**Отрывок:**
Когда я явился для представления к великому князю Михаилу Павловичу, при этом находился князь Яшвиль, и его высочество, обратясь к нему, сказал:

– Думали совсем съесть его, а он опять с нами!

В апреле 1827 г. возложено было на меня поручение: ехать прежде в Кременчуг осмотреть вновь строящиеся там для южных крепостей лафеты, а оттуда в Одессу для покупки 4 тыс. пудов серы и сколько можно английского свинцу и красок для лафетов, затем в Херсон – осмотреть арсенал и представить обо всем, что найду, подробные сведения.

Постройкой лафетов в Кременчуге заведовал подполковник Титков,[367] бывший фельдфебелем в гвардейской артиллерии, когда я еще там служил, и потому мне знакомый.

Кременчуг был выбран пунктом заготовления лафетов потому, что сюда совершенно за бесценок сплавляют леса вниз по Днепру, а отсюда уже нагружают на барки и идут далее, до Херсона, а затем на судах морем в Одессу и в Севастополь. Эта перевозка обходилась весьма дорого, так что бревно, стоящее в Кременчуге 5 рублей, в Одессе уже стоило 25 рублей, а в Севастополе 30 рублей. Бревна покупались Титковым прямо с плотов, просушивались искусственным образом в самое короткое время, вследствие чего подготовленные части еще на месте уже давали трещины. Чего же должно было ожидать по перевозке их в Севастополь, через степь и в самое знойное лето? При всей своей заботливости и расчетливости Титков все-таки едва не отдан был под суд, и как разделался окончательно – не знаю…

На закупку серы, свинца и красок в Одессе со мной была отпущена сумма до 8 тыс. рублей. По справкам, взятым из департамента, сера с доставкой из Одессы на Шостенский завод обходилась от 8 р. 50 к. до 12 р. 50 к. с пуда и с упадком до 1/4 части при сдаче ее на заводе. Английский же свинец покупался по 16 р. и до 18 р. 50 к. за пуд. Не быв никогда хозяином и закупщиком никаких предметов, крепко боялся я попасть впросак и беду, и по прибытии в Одессу прежде всего я принялся секретно разузнавать сущность дела и нашел, что сера на месте никогда не продавалась дороже 4 р. за пуд; свинец испанский 6 р., а английский 6 р. 10 к. и 6 р. 20 к. за пуд. В складах имелось свинца испанского до 15 тыс. пудов, а английского только до 3 тыс. пудов. За последний запрошена была цена 11 р. с пуда, а за испанский только по 6 р. За серу евреи просили по 3 р. за пуд. Видя такую разницу в ценах английского от испанского свинца, я при осмотре того и другого на всех испанских болванках увидел клеймо: «Лондон». Тогда я решился испробовать тот и другой и нашел, что испанский дает самую незначительную часть утраты при переливке и несколько хрупче английского. Я решился предварительно обо всем донести директору и послал к нему образчики свинца через почту; серу на почте не приняли. Вместо ожидаемой благодарности я получил замечание, чтобы я остерегался покупать серу, ибо сомнительно, чтобы она была годная по цене ее, а свинца, кроме английского, не смел другого покупать, ибо таковой только всегда приобретался департаментом.

**Исходные данные:**

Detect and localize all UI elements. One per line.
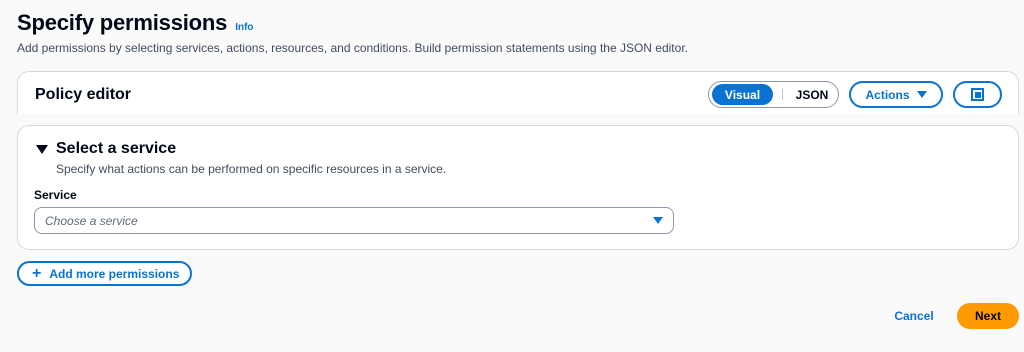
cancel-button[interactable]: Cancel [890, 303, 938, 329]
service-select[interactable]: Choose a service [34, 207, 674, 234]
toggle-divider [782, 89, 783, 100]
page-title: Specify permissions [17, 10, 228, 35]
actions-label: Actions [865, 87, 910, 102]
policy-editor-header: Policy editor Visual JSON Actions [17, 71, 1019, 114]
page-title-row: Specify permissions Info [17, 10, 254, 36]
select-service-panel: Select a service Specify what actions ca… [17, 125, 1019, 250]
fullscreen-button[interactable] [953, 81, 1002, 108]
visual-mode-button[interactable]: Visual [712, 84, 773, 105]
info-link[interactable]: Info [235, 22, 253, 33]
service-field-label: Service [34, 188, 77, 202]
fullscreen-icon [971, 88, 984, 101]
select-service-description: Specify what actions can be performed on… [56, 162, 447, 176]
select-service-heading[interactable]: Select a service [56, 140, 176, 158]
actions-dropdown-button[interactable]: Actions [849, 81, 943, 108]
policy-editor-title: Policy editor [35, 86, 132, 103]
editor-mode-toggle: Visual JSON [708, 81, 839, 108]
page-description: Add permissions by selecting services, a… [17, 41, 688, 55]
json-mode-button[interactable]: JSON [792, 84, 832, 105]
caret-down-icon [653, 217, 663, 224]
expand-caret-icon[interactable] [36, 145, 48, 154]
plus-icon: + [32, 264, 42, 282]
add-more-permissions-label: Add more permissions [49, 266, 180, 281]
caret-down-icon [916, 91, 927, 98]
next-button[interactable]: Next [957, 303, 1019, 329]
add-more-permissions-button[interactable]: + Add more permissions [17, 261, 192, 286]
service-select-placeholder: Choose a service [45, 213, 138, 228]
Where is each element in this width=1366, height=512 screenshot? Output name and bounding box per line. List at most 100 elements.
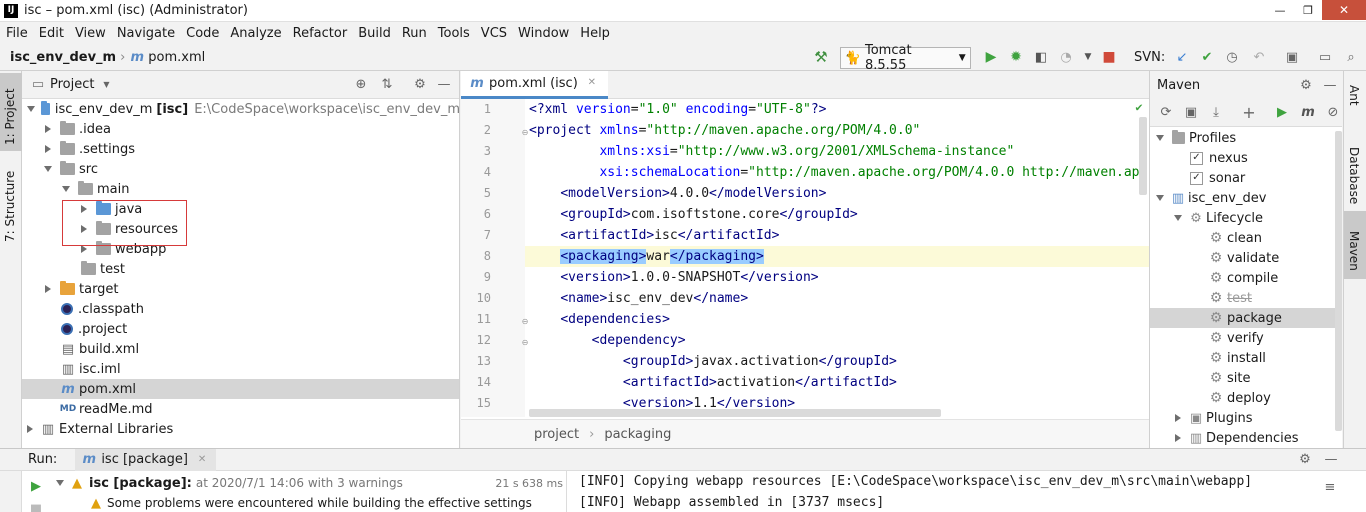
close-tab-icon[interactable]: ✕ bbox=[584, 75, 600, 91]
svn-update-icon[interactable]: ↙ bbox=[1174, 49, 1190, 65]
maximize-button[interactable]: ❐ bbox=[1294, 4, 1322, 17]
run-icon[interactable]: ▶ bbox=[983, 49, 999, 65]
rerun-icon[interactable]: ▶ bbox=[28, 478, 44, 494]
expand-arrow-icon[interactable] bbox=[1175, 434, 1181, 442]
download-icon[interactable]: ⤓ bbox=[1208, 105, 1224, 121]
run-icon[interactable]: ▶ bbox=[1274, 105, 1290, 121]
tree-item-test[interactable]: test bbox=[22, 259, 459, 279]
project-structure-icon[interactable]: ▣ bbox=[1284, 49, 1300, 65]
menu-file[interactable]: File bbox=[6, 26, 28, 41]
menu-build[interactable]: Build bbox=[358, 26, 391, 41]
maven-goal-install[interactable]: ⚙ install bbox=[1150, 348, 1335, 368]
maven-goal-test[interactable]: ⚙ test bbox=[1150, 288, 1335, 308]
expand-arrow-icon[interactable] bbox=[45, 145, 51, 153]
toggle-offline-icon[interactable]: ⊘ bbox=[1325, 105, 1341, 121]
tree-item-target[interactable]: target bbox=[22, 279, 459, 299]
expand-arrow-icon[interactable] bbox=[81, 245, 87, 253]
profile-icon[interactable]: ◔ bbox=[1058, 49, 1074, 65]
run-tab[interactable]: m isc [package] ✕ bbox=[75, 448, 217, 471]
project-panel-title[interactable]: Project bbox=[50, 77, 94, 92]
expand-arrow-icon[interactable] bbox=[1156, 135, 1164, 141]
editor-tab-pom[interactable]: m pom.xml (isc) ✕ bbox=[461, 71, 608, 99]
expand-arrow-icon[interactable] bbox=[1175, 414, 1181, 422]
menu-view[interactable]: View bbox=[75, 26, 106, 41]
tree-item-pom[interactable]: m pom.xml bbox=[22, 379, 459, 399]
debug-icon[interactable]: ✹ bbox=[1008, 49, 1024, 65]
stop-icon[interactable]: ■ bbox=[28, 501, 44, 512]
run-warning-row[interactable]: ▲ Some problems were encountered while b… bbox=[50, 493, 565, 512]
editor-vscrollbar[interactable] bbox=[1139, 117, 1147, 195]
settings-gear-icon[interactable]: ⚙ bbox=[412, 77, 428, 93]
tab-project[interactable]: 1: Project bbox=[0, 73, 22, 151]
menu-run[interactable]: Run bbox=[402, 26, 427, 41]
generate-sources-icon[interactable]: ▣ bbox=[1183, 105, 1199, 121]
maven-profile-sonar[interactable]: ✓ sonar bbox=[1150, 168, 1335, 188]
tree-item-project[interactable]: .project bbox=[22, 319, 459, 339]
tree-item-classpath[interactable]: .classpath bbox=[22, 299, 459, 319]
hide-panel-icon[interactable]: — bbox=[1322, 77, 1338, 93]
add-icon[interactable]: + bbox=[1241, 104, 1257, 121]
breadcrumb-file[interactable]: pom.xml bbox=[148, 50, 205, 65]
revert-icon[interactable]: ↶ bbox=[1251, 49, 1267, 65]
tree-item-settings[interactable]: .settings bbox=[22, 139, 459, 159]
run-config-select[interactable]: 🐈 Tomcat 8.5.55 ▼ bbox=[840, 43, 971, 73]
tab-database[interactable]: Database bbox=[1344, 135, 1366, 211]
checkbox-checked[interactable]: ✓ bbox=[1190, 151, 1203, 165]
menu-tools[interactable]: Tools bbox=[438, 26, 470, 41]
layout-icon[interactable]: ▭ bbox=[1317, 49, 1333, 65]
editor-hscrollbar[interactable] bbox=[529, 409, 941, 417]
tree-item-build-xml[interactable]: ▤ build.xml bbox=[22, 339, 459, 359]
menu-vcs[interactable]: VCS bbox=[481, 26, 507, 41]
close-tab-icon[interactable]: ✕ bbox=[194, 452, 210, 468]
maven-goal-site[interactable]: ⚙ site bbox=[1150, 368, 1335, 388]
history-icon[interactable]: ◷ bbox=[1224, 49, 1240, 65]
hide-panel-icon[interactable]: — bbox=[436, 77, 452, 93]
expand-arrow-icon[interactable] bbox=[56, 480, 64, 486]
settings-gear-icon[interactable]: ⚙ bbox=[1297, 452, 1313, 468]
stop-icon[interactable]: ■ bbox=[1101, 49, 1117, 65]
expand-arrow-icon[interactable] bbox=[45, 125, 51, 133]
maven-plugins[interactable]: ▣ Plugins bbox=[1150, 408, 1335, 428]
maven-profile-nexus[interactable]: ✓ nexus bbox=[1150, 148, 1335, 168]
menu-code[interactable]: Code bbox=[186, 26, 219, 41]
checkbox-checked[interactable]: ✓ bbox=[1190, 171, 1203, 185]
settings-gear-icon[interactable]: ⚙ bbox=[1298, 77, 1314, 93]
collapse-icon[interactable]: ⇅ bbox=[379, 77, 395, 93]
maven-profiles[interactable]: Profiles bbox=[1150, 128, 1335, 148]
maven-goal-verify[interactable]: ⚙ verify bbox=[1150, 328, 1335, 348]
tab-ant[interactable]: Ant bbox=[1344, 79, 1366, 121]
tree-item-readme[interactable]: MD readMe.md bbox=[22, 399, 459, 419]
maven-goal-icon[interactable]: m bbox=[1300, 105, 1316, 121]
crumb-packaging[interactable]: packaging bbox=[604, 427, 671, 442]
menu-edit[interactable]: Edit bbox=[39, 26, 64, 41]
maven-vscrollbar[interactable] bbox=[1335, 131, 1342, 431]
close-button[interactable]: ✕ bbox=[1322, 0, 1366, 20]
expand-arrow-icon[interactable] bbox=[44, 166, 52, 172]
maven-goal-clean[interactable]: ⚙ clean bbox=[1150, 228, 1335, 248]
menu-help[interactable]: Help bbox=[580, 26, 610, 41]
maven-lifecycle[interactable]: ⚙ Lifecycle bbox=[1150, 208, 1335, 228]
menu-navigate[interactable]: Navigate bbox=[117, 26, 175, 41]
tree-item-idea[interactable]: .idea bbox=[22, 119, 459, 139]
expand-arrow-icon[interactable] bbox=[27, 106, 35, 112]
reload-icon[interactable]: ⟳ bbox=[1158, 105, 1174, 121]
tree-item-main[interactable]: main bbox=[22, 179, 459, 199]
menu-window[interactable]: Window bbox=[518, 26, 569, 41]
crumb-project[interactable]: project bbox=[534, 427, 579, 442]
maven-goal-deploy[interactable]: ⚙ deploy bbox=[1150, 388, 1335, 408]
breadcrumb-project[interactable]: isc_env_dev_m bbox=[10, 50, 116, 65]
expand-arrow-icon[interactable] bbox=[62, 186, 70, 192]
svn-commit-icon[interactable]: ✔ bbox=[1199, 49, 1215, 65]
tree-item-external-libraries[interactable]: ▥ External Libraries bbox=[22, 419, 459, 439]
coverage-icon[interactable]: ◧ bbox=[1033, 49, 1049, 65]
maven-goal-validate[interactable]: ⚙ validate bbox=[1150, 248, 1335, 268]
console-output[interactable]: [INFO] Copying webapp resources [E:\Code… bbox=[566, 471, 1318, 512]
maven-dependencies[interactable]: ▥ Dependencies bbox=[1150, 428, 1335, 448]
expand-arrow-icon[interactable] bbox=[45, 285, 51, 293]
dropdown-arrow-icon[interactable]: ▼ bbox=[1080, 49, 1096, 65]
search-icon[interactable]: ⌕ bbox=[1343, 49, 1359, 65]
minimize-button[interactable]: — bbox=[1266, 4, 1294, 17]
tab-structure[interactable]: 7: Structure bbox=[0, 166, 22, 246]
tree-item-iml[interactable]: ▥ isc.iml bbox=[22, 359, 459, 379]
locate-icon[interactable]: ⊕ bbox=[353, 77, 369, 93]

--

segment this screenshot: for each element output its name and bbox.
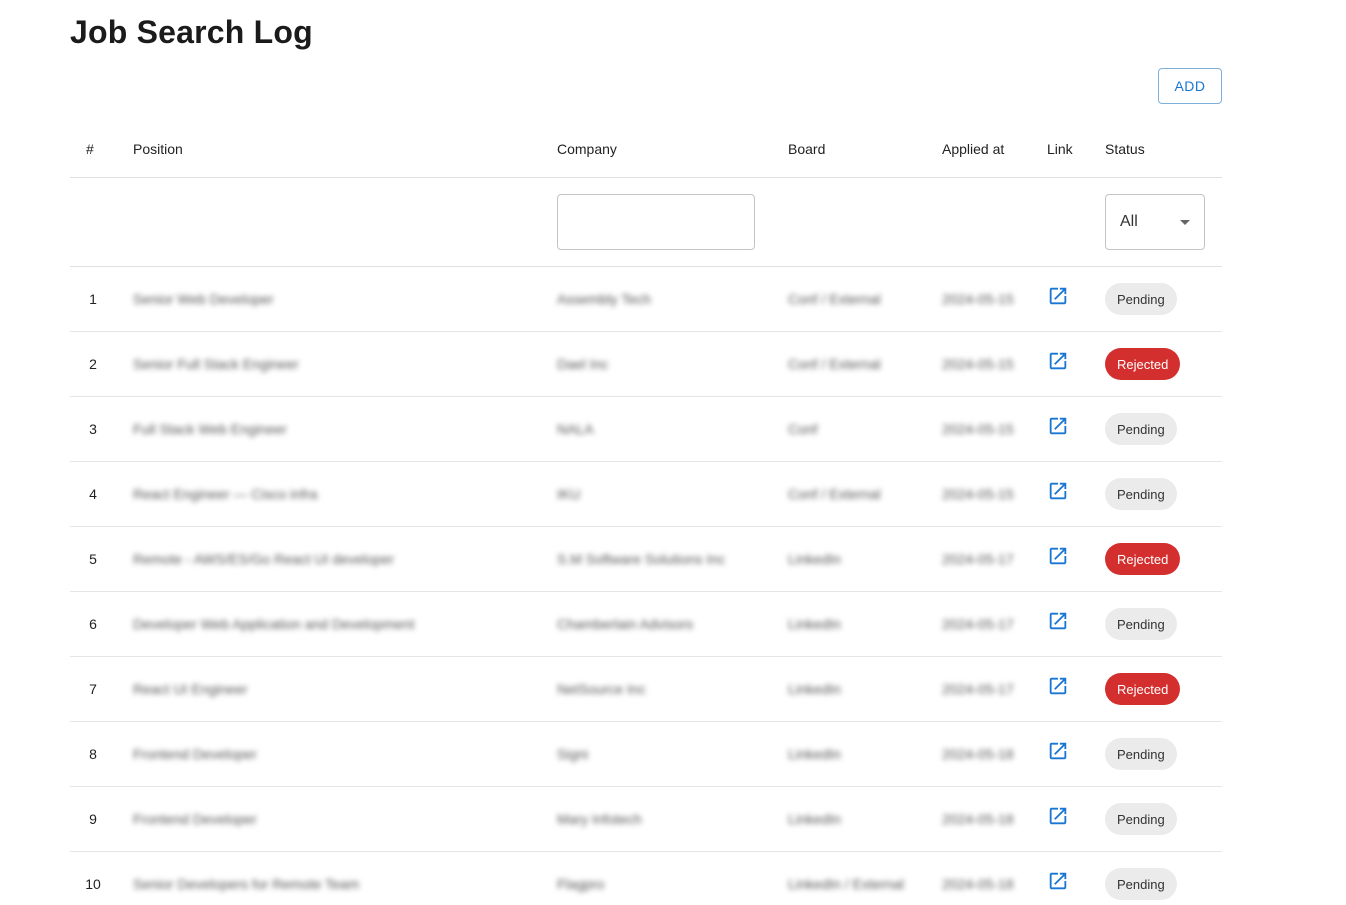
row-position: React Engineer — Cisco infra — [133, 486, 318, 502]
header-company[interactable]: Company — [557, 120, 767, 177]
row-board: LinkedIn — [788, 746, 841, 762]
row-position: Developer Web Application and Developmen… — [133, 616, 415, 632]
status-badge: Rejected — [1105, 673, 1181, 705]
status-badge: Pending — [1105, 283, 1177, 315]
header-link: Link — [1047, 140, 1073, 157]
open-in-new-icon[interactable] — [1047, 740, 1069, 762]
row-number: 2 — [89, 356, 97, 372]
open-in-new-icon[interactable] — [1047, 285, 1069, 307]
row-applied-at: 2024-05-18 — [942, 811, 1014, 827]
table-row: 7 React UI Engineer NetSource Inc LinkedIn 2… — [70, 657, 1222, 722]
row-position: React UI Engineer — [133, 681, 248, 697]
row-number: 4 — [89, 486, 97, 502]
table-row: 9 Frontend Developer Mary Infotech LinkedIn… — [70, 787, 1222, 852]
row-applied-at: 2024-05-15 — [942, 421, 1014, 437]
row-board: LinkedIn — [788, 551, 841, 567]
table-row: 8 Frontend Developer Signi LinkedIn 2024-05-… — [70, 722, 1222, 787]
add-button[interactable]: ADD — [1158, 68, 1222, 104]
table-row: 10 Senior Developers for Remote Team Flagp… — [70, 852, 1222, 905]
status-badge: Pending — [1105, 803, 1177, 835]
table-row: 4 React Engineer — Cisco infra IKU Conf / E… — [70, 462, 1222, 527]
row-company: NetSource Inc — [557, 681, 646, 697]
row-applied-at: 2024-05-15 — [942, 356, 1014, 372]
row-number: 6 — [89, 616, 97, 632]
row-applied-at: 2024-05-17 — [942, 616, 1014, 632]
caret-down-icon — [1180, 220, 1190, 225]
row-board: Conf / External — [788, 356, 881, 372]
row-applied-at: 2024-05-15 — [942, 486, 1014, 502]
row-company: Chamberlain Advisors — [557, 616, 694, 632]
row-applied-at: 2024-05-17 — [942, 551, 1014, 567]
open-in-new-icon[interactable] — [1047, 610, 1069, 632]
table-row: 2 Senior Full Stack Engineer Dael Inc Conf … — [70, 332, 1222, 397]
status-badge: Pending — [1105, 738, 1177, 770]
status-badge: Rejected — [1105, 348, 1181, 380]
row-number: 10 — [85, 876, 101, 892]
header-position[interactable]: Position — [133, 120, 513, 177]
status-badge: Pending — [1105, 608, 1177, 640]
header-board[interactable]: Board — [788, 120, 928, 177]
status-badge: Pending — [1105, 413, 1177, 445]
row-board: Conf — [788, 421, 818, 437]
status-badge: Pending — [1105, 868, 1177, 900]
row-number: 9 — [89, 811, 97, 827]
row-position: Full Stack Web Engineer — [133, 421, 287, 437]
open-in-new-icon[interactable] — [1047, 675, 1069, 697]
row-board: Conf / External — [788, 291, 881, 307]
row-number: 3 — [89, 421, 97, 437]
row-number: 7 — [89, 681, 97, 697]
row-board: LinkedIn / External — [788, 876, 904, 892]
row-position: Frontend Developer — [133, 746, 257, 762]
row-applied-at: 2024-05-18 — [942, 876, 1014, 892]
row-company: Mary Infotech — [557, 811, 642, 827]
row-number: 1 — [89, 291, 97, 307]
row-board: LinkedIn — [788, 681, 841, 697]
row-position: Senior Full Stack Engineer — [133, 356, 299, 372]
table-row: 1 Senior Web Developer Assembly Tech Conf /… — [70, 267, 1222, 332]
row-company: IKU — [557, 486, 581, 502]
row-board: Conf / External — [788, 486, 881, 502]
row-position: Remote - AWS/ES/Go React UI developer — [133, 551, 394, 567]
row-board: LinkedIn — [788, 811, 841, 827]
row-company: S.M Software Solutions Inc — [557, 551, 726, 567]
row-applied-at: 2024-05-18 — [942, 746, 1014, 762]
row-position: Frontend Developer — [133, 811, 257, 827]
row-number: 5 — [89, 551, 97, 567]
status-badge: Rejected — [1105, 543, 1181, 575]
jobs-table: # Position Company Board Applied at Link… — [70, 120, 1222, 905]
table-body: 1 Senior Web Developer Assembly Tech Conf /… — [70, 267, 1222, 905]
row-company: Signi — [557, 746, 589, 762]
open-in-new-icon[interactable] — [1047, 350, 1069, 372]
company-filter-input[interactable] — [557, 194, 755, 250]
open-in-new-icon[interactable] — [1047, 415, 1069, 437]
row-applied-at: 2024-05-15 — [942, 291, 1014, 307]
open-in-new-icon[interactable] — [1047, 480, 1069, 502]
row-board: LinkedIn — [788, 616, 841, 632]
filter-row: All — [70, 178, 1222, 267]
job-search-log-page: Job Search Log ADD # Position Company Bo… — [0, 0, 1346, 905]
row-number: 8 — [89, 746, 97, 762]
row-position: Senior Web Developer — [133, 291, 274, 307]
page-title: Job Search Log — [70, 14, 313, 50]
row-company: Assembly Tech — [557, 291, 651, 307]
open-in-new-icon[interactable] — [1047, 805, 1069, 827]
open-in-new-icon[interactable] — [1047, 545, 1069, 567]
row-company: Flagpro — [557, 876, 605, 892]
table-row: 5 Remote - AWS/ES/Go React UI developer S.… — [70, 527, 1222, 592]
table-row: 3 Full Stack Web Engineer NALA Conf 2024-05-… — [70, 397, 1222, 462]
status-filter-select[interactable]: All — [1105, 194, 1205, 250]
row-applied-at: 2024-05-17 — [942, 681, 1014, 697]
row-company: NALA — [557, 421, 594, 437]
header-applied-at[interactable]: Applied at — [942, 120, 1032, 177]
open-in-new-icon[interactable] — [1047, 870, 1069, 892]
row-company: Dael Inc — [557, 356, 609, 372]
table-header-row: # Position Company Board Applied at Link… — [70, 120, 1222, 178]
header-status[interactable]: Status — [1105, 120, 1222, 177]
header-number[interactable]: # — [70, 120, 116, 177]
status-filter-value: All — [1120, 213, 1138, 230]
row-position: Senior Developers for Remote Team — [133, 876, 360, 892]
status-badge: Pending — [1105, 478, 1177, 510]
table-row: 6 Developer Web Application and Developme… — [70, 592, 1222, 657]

...

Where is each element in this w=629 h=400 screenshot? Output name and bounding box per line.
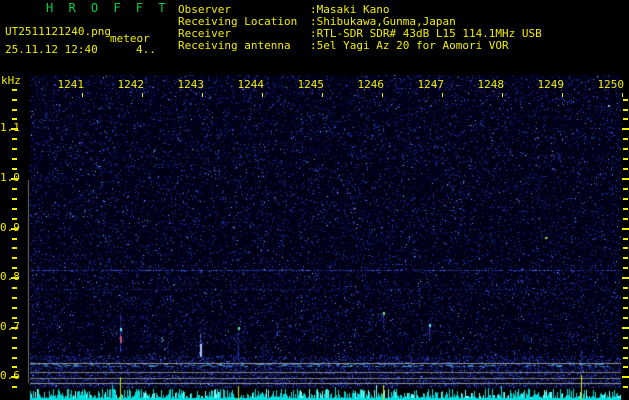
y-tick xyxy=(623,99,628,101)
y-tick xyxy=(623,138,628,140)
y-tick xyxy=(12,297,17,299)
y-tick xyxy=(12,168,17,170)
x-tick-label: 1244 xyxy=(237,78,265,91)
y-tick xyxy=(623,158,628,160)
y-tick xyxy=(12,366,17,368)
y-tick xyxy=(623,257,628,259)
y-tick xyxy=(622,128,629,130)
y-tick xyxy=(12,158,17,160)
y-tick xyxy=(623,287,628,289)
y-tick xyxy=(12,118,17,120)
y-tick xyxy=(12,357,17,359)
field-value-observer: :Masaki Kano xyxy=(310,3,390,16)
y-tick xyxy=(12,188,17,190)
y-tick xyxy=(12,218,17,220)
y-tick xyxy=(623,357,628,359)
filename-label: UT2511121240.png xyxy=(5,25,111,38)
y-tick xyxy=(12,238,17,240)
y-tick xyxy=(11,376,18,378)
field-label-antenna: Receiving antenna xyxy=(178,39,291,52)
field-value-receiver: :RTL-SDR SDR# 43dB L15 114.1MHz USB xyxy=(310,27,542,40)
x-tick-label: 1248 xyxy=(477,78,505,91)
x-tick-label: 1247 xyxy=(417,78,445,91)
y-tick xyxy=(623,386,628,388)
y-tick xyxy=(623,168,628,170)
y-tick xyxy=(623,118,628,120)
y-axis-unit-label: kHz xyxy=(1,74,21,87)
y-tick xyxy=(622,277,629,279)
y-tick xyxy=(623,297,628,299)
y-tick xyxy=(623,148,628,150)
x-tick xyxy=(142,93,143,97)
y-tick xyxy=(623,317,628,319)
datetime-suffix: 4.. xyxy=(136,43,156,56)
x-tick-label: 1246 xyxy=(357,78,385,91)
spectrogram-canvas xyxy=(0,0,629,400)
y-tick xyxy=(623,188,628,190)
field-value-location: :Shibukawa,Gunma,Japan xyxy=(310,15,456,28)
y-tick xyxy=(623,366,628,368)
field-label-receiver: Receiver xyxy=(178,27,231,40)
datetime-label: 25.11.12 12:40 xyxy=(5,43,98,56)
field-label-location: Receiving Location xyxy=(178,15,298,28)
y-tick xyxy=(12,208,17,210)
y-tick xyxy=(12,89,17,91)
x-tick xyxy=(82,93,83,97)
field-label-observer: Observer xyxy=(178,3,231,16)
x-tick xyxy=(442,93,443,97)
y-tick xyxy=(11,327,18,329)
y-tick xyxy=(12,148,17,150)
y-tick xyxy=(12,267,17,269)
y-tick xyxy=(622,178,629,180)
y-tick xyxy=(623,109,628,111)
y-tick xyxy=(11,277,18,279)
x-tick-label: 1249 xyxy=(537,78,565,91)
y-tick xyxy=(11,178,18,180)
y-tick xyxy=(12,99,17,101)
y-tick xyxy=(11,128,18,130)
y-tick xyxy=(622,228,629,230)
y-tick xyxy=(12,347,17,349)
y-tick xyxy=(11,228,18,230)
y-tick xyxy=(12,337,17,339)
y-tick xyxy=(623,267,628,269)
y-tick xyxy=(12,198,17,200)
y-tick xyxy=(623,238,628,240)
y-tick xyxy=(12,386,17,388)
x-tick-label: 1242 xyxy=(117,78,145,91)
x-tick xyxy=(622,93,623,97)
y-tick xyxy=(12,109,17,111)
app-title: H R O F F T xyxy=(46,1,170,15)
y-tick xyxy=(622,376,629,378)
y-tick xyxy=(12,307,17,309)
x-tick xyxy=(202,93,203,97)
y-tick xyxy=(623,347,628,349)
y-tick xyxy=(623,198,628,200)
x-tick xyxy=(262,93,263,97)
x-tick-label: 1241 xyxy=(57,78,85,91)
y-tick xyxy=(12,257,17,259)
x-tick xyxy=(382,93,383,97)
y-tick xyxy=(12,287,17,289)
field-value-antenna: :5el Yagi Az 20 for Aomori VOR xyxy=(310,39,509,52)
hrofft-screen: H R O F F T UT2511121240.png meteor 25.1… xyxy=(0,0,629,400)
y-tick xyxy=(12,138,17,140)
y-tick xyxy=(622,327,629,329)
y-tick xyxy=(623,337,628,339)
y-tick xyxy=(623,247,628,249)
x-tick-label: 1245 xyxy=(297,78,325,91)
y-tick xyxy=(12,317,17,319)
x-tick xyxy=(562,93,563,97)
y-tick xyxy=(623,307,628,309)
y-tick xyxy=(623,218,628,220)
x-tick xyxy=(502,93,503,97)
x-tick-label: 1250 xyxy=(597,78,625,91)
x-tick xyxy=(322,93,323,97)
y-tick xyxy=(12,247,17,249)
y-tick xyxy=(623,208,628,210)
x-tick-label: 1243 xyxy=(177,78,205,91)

**Задания:**
a) Что именно автору отрывка о поездке 1827 года поручили закупить в Одессе? Перечислите все предметы.
b) Продолжите отрывок о поездке 1827 года, начав сразу после его последнего предложения.
Материал для работы не понадобится.

**Ответы по заданиям:**
a) Серу (4 тыс. пудов), английский свинец (сколько можно) и краски для лафетов.

b)
На замечание мое, изложенное в донесении моем директору, что евреи, покупающие серу для Бердичева, укладывают ее в холщовые мешки, а не в бочки, что для возки несравненно вместительнее и легче, ибо слагается лишний вес дерева, мне было замечено, что сера всегда возилась в бочках и что бочки должны быть непременно запечатаны. По всем этим замечаниям я тотчас увидал, что г. Воронин до тонкости знает все дело. Я купил серу с доставкой на завод по 4 р. 10 в. за пуд, и она там оказалась с барышом, так как на месте она дала упадку только 1/8 часть. Английского свинца куплено около 3 тыс. пудов с доставкой по 9 р. 50 к., а испанского (с клеймом «Лондон») сторговался по 5 р. за пуд.

Окончив эти дела, я ожидал, что за них меня потребуют в Петербург, но получил от директора частное письмо, наполненное едва ли не любовными выражениями, и приказание немедленно ехать в Петербург через Херсон.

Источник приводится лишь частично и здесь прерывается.